===== Dataset records
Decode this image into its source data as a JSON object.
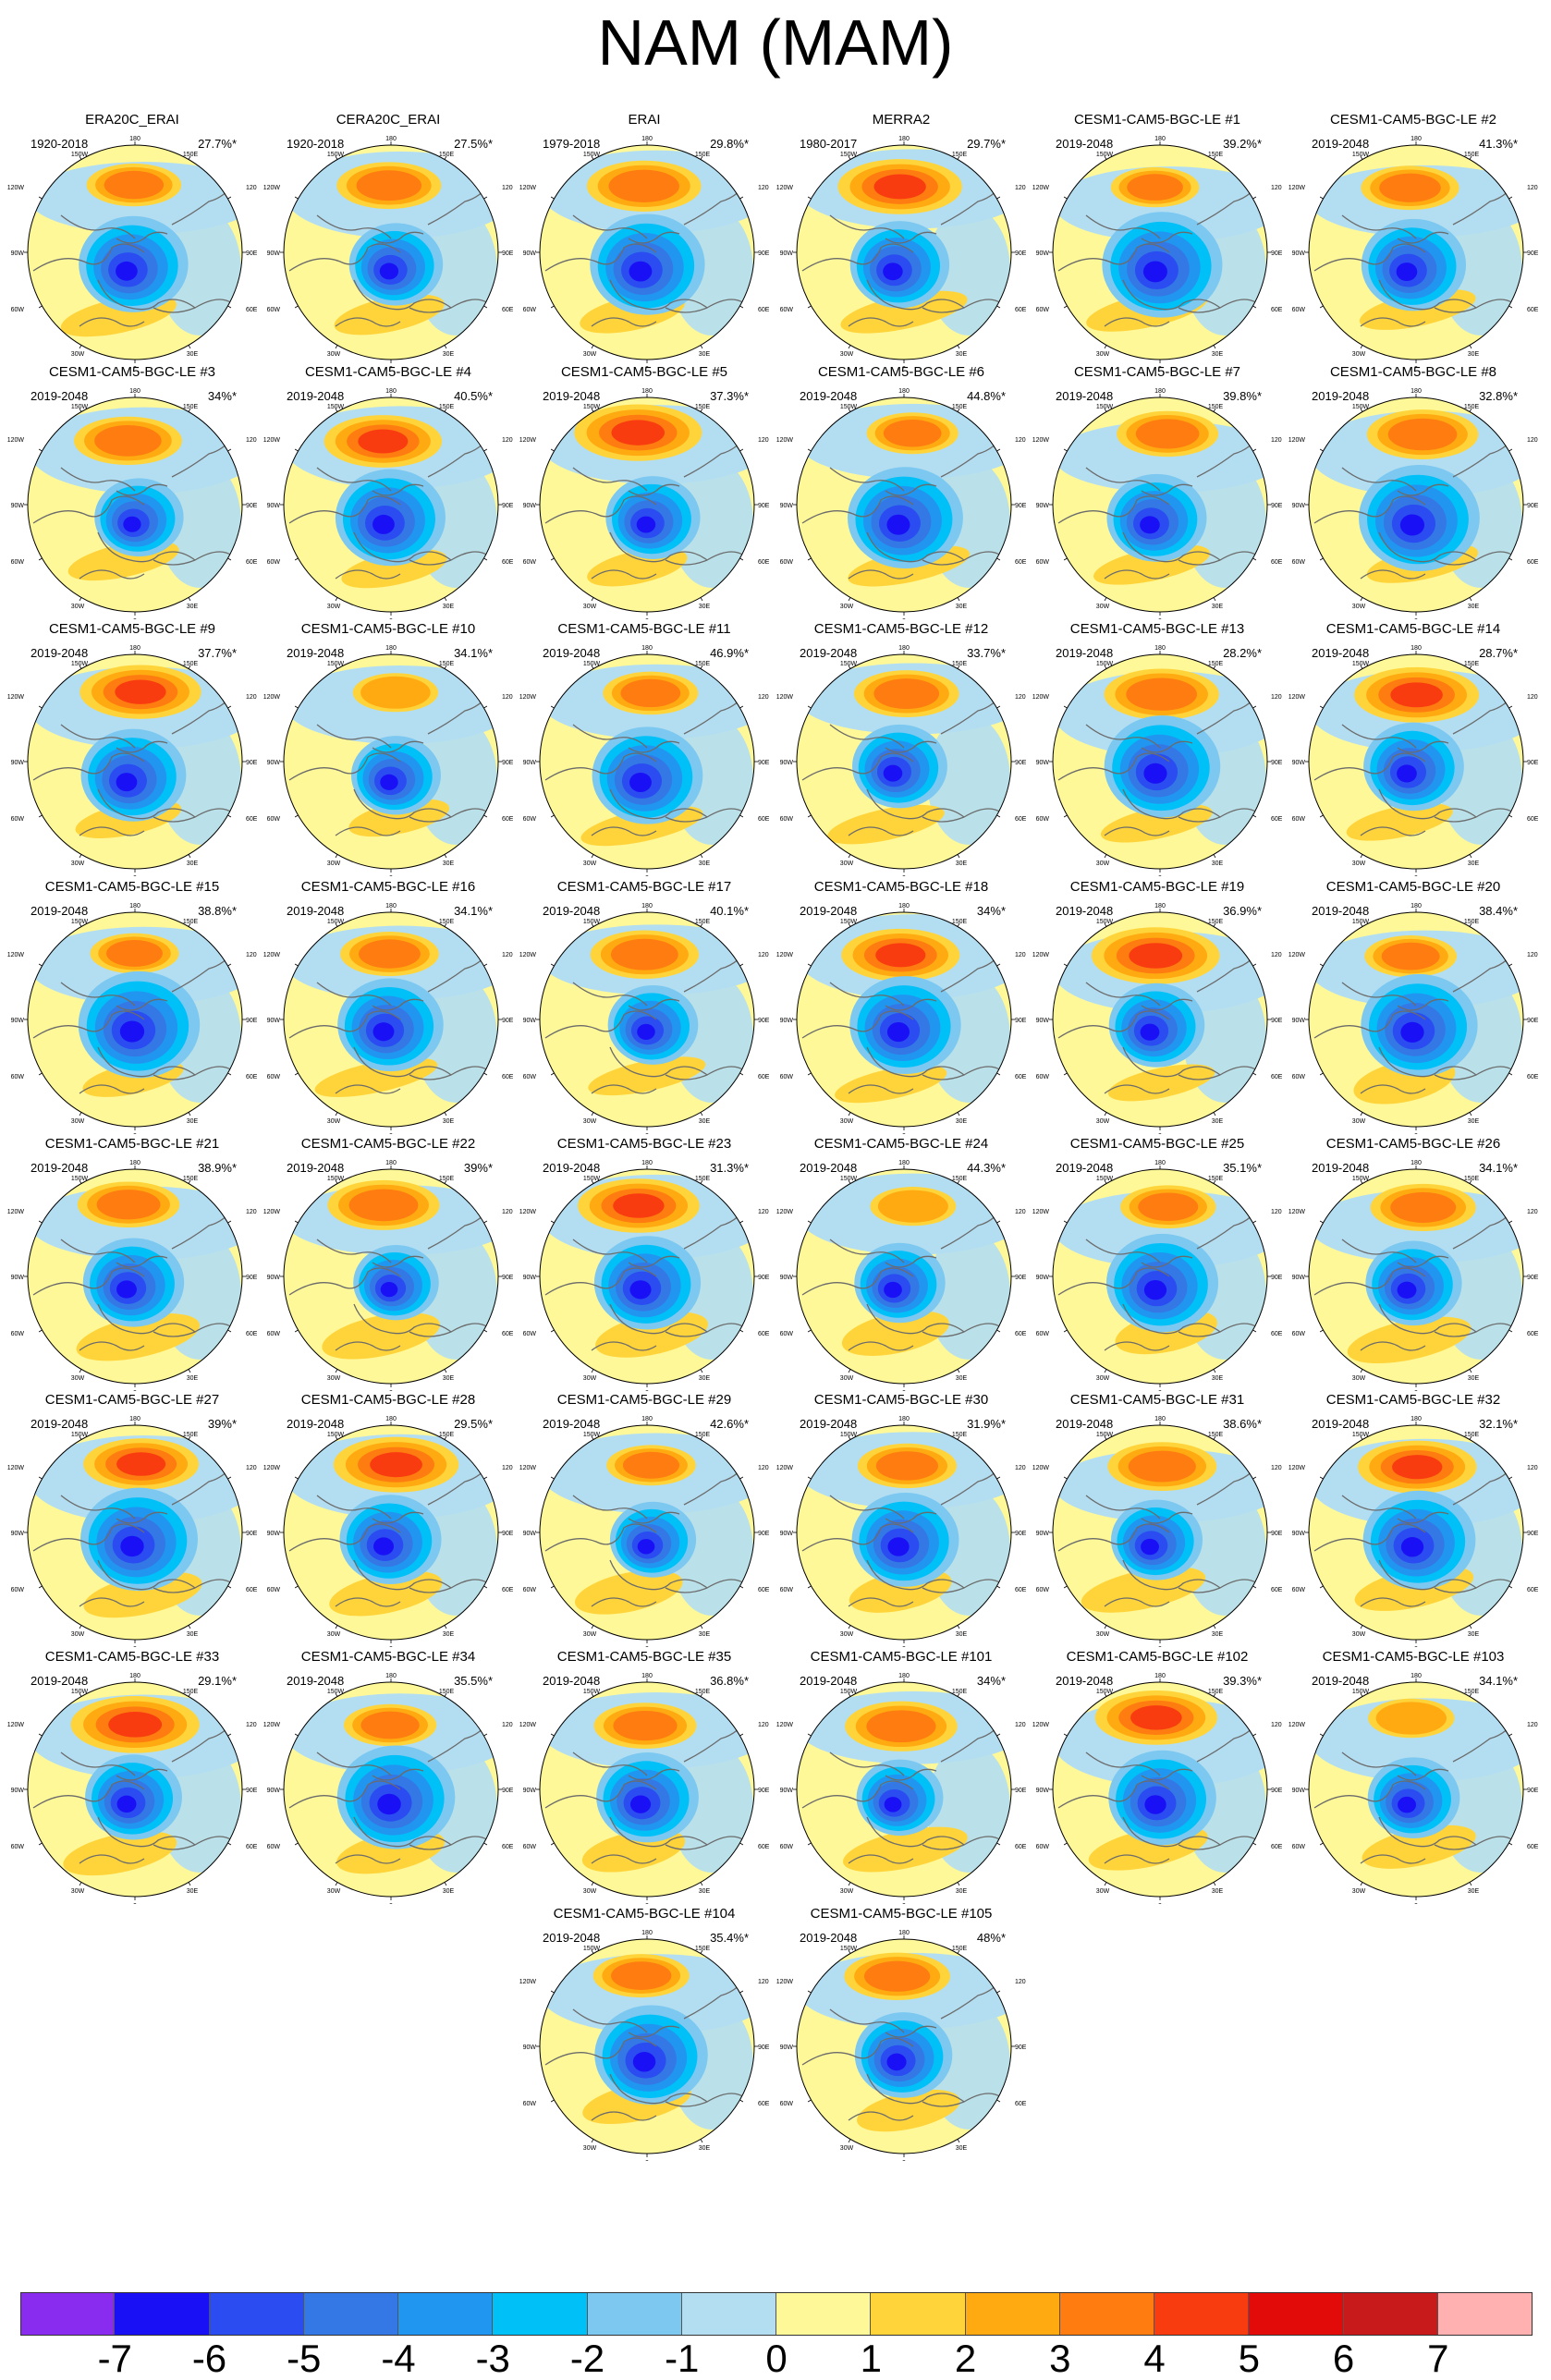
{
  "title": "NAM (MAM)",
  "panels": [
    {
      "title": "ERA20C_ERAI",
      "years": "1920-2018",
      "pct": "27.7%*"
    },
    {
      "title": "CERA20C_ERAI",
      "years": "1920-2018",
      "pct": "27.5%*"
    },
    {
      "title": "ERAI",
      "years": "1979-2018",
      "pct": "29.8%*"
    },
    {
      "title": "MERRA2",
      "years": "1980-2017",
      "pct": "29.7%*"
    },
    {
      "title": "CESM1-CAM5-BGC-LE #1",
      "years": "2019-2048",
      "pct": "39.2%*"
    },
    {
      "title": "CESM1-CAM5-BGC-LE #2",
      "years": "2019-2048",
      "pct": "41.3%*"
    },
    {
      "title": "CESM1-CAM5-BGC-LE #3",
      "years": "2019-2048",
      "pct": "34%*"
    },
    {
      "title": "CESM1-CAM5-BGC-LE #4",
      "years": "2019-2048",
      "pct": "40.5%*"
    },
    {
      "title": "CESM1-CAM5-BGC-LE #5",
      "years": "2019-2048",
      "pct": "37.3%*"
    },
    {
      "title": "CESM1-CAM5-BGC-LE #6",
      "years": "2019-2048",
      "pct": "44.8%*"
    },
    {
      "title": "CESM1-CAM5-BGC-LE #7",
      "years": "2019-2048",
      "pct": "39.8%*"
    },
    {
      "title": "CESM1-CAM5-BGC-LE #8",
      "years": "2019-2048",
      "pct": "32.8%*"
    },
    {
      "title": "CESM1-CAM5-BGC-LE #9",
      "years": "2019-2048",
      "pct": "37.7%*"
    },
    {
      "title": "CESM1-CAM5-BGC-LE #10",
      "years": "2019-2048",
      "pct": "34.1%*"
    },
    {
      "title": "CESM1-CAM5-BGC-LE #11",
      "years": "2019-2048",
      "pct": "46.9%*"
    },
    {
      "title": "CESM1-CAM5-BGC-LE #12",
      "years": "2019-2048",
      "pct": "33.7%*"
    },
    {
      "title": "CESM1-CAM5-BGC-LE #13",
      "years": "2019-2048",
      "pct": "28.2%*"
    },
    {
      "title": "CESM1-CAM5-BGC-LE #14",
      "years": "2019-2048",
      "pct": "28.7%*"
    },
    {
      "title": "CESM1-CAM5-BGC-LE #15",
      "years": "2019-2048",
      "pct": "38.8%*"
    },
    {
      "title": "CESM1-CAM5-BGC-LE #16",
      "years": "2019-2048",
      "pct": "34.1%*"
    },
    {
      "title": "CESM1-CAM5-BGC-LE #17",
      "years": "2019-2048",
      "pct": "40.1%*"
    },
    {
      "title": "CESM1-CAM5-BGC-LE #18",
      "years": "2019-2048",
      "pct": "34%*"
    },
    {
      "title": "CESM1-CAM5-BGC-LE #19",
      "years": "2019-2048",
      "pct": "36.9%*"
    },
    {
      "title": "CESM1-CAM5-BGC-LE #20",
      "years": "2019-2048",
      "pct": "38.4%*"
    },
    {
      "title": "CESM1-CAM5-BGC-LE #21",
      "years": "2019-2048",
      "pct": "38.9%*"
    },
    {
      "title": "CESM1-CAM5-BGC-LE #22",
      "years": "2019-2048",
      "pct": "39%*"
    },
    {
      "title": "CESM1-CAM5-BGC-LE #23",
      "years": "2019-2048",
      "pct": "31.3%*"
    },
    {
      "title": "CESM1-CAM5-BGC-LE #24",
      "years": "2019-2048",
      "pct": "44.3%*"
    },
    {
      "title": "CESM1-CAM5-BGC-LE #25",
      "years": "2019-2048",
      "pct": "35.1%*"
    },
    {
      "title": "CESM1-CAM5-BGC-LE #26",
      "years": "2019-2048",
      "pct": "34.1%*"
    },
    {
      "title": "CESM1-CAM5-BGC-LE #27",
      "years": "2019-2048",
      "pct": "39%*"
    },
    {
      "title": "CESM1-CAM5-BGC-LE #28",
      "years": "2019-2048",
      "pct": "29.5%*"
    },
    {
      "title": "CESM1-CAM5-BGC-LE #29",
      "years": "2019-2048",
      "pct": "42.6%*"
    },
    {
      "title": "CESM1-CAM5-BGC-LE #30",
      "years": "2019-2048",
      "pct": "31.9%*"
    },
    {
      "title": "CESM1-CAM5-BGC-LE #31",
      "years": "2019-2048",
      "pct": "38.6%*"
    },
    {
      "title": "CESM1-CAM5-BGC-LE #32",
      "years": "2019-2048",
      "pct": "32.1%*"
    },
    {
      "title": "CESM1-CAM5-BGC-LE #33",
      "years": "2019-2048",
      "pct": "29.1%*"
    },
    {
      "title": "CESM1-CAM5-BGC-LE #34",
      "years": "2019-2048",
      "pct": "35.5%*"
    },
    {
      "title": "CESM1-CAM5-BGC-LE #35",
      "years": "2019-2048",
      "pct": "36.8%*"
    },
    {
      "title": "CESM1-CAM5-BGC-LE #101",
      "years": "2019-2048",
      "pct": "34%*"
    },
    {
      "title": "CESM1-CAM5-BGC-LE #102",
      "years": "2019-2048",
      "pct": "39.3%*"
    },
    {
      "title": "CESM1-CAM5-BGC-LE #103",
      "years": "2019-2048",
      "pct": "34.1%*"
    },
    {
      "title": "CESM1-CAM5-BGC-LE #104",
      "years": "2019-2048",
      "pct": "35.4%*"
    },
    {
      "title": "CESM1-CAM5-BGC-LE #105",
      "years": "2019-2048",
      "pct": "48%*"
    }
  ],
  "map_labels": {
    "top": "180",
    "bottom": "0",
    "upper_left": "150W",
    "upper_right": "150E",
    "left_high": "120W",
    "right_high": "120E",
    "left_mid": "90W",
    "right_mid": "90E",
    "left_low": "60W",
    "right_low": "60E",
    "bottom_left": "30W",
    "bottom_right": "30E"
  },
  "colorbar": {
    "colors": [
      "#8a2cf0",
      "#1a10f5",
      "#2a4cf0",
      "#3478e6",
      "#2196f0",
      "#00c0f8",
      "#7cc8f0",
      "#b3def2",
      "#fff898",
      "#ffd43a",
      "#ffaa10",
      "#ff7c10",
      "#f83c10",
      "#e30a0a",
      "#c81a1a",
      "#ffb0b0"
    ],
    "labels": [
      "-7",
      "-6",
      "-5",
      "-4",
      "-3",
      "-2",
      "-1",
      "0",
      "1",
      "2",
      "3",
      "4",
      "5",
      "6",
      "7"
    ]
  }
}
==========
# Task to carry out
Reproduce the data word for word, excluding its pictures.

# Response
Decode this image into its source data as a JSON object.
{
  "title": "NAM (MAM)",
  "panels": [
    {
      "title": "ERA20C_ERAI",
      "years": "1920-2018",
      "pct": "27.7%*"
    },
    {
      "title": "CERA20C_ERAI",
      "years": "1920-2018",
      "pct": "27.5%*"
    },
    {
      "title": "ERAI",
      "years": "1979-2018",
      "pct": "29.8%*"
    },
    {
      "title": "MERRA2",
      "years": "1980-2017",
      "pct": "29.7%*"
    },
    {
      "title": "CESM1-CAM5-BGC-LE #1",
      "years": "2019-2048",
      "pct": "39.2%*"
    },
    {
      "title": "CESM1-CAM5-BGC-LE #2",
      "years": "2019-2048",
      "pct": "41.3%*"
    },
    {
      "title": "CESM1-CAM5-BGC-LE #3",
      "years": "2019-2048",
      "pct": "34%*"
    },
    {
      "title": "CESM1-CAM5-BGC-LE #4",
      "years": "2019-2048",
      "pct": "40.5%*"
    },
    {
      "title": "CESM1-CAM5-BGC-LE #5",
      "years": "2019-2048",
      "pct": "37.3%*"
    },
    {
      "title": "CESM1-CAM5-BGC-LE #6",
      "years": "2019-2048",
      "pct": "44.8%*"
    },
    {
      "title": "CESM1-CAM5-BGC-LE #7",
      "years": "2019-2048",
      "pct": "39.8%*"
    },
    {
      "title": "CESM1-CAM5-BGC-LE #8",
      "years": "2019-2048",
      "pct": "32.8%*"
    },
    {
      "title": "CESM1-CAM5-BGC-LE #9",
      "years": "2019-2048",
      "pct": "37.7%*"
    },
    {
      "title": "CESM1-CAM5-BGC-LE #10",
      "years": "2019-2048",
      "pct": "34.1%*"
    },
    {
      "title": "CESM1-CAM5-BGC-LE #11",
      "years": "2019-2048",
      "pct": "46.9%*"
    },
    {
      "title": "CESM1-CAM5-BGC-LE #12",
      "years": "2019-2048",
      "pct": "33.7%*"
    },
    {
      "title": "CESM1-CAM5-BGC-LE #13",
      "years": "2019-2048",
      "pct": "28.2%*"
    },
    {
      "title": "CESM1-CAM5-BGC-LE #14",
      "years": "2019-2048",
      "pct": "28.7%*"
    },
    {
      "title": "CESM1-CAM5-BGC-LE #15",
      "years": "2019-2048",
      "pct": "38.8%*"
    },
    {
      "title": "CESM1-CAM5-BGC-LE #16",
      "years": "2019-2048",
      "pct": "34.1%*"
    },
    {
      "title": "CESM1-CAM5-BGC-LE #17",
      "years": "2019-2048",
      "pct": "40.1%*"
    },
    {
      "title": "CESM1-CAM5-BGC-LE #18",
      "years": "2019-2048",
      "pct": "34%*"
    },
    {
      "title": "CESM1-CAM5-BGC-LE #19",
      "years": "2019-2048",
      "pct": "36.9%*"
    },
    {
      "title": "CESM1-CAM5-BGC-LE #20",
      "years": "2019-2048",
      "pct": "38.4%*"
    },
    {
      "title": "CESM1-CAM5-BGC-LE #21",
      "years": "2019-2048",
      "pct": "38.9%*"
    },
    {
      "title": "CESM1-CAM5-BGC-LE #22",
      "years": "2019-2048",
      "pct": "39%*"
    },
    {
      "title": "CESM1-CAM5-BGC-LE #23",
      "years": "2019-2048",
      "pct": "31.3%*"
    },
    {
      "title": "CESM1-CAM5-BGC-LE #24",
      "years": "2019-2048",
      "pct": "44.3%*"
    },
    {
      "title": "CESM1-CAM5-BGC-LE #25",
      "years": "2019-2048",
      "pct": "35.1%*"
    },
    {
      "title": "CESM1-CAM5-BGC-LE #26",
      "years": "2019-2048",
      "pct": "34.1%*"
    },
    {
      "title": "CESM1-CAM5-BGC-LE #27",
      "years": "2019-2048",
      "pct": "39%*"
    },
    {
      "title": "CESM1-CAM5-BGC-LE #28",
      "years": "2019-2048",
      "pct": "29.5%*"
    },
    {
      "title": "CESM1-CAM5-BGC-LE #29",
      "years": "2019-2048",
      "pct": "42.6%*"
    },
    {
      "title": "CESM1-CAM5-BGC-LE #30",
      "years": "2019-2048",
      "pct": "31.9%*"
    },
    {
      "title": "CESM1-CAM5-BGC-LE #31",
      "years": "2019-2048",
      "pct": "38.6%*"
    },
    {
      "title": "CESM1-CAM5-BGC-LE #32",
      "years": "2019-2048",
      "pct": "32.1%*"
    },
    {
      "title": "CESM1-CAM5-BGC-LE #33",
      "years": "2019-2048",
      "pct": "29.1%*"
    },
    {
      "title": "CESM1-CAM5-BGC-LE #34",
      "years": "2019-2048",
      "pct": "35.5%*"
    },
    {
      "title": "CESM1-CAM5-BGC-LE #35",
      "years": "2019-2048",
      "pct": "36.8%*"
    },
    {
      "title": "CESM1-CAM5-BGC-LE #101",
      "years": "2019-2048",
      "pct": "34%*"
    },
    {
      "title": "CESM1-CAM5-BGC-LE #102",
      "years": "2019-2048",
      "pct": "39.3%*"
    },
    {
      "title": "CESM1-CAM5-BGC-LE #103",
      "years": "2019-2048",
      "pct": "34.1%*"
    },
    {
      "title": "CESM1-CAM5-BGC-LE #104",
      "years": "2019-2048",
      "pct": "35.4%*"
    },
    {
      "title": "CESM1-CAM5-BGC-LE #105",
      "years": "2019-2048",
      "pct": "48%*"
    }
  ],
  "map_labels": {
    "top": "180",
    "bottom": "0",
    "upper_left": "150W",
    "upper_right": "150E",
    "left_high": "120W",
    "right_high": "120E",
    "left_mid": "90W",
    "right_mid": "90E",
    "left_low": "60W",
    "right_low": "60E",
    "bottom_left": "30W",
    "bottom_right": "30E"
  },
  "colorbar": {
    "colors": [
      "#8a2cf0",
      "#1a10f5",
      "#2a4cf0",
      "#3478e6",
      "#2196f0",
      "#00c0f8",
      "#7cc8f0",
      "#b3def2",
      "#fff898",
      "#ffd43a",
      "#ffaa10",
      "#ff7c10",
      "#f83c10",
      "#e30a0a",
      "#c81a1a",
      "#ffb0b0"
    ],
    "labels": [
      "-7",
      "-6",
      "-5",
      "-4",
      "-3",
      "-2",
      "-1",
      "0",
      "1",
      "2",
      "3",
      "4",
      "5",
      "6",
      "7"
    ]
  }
}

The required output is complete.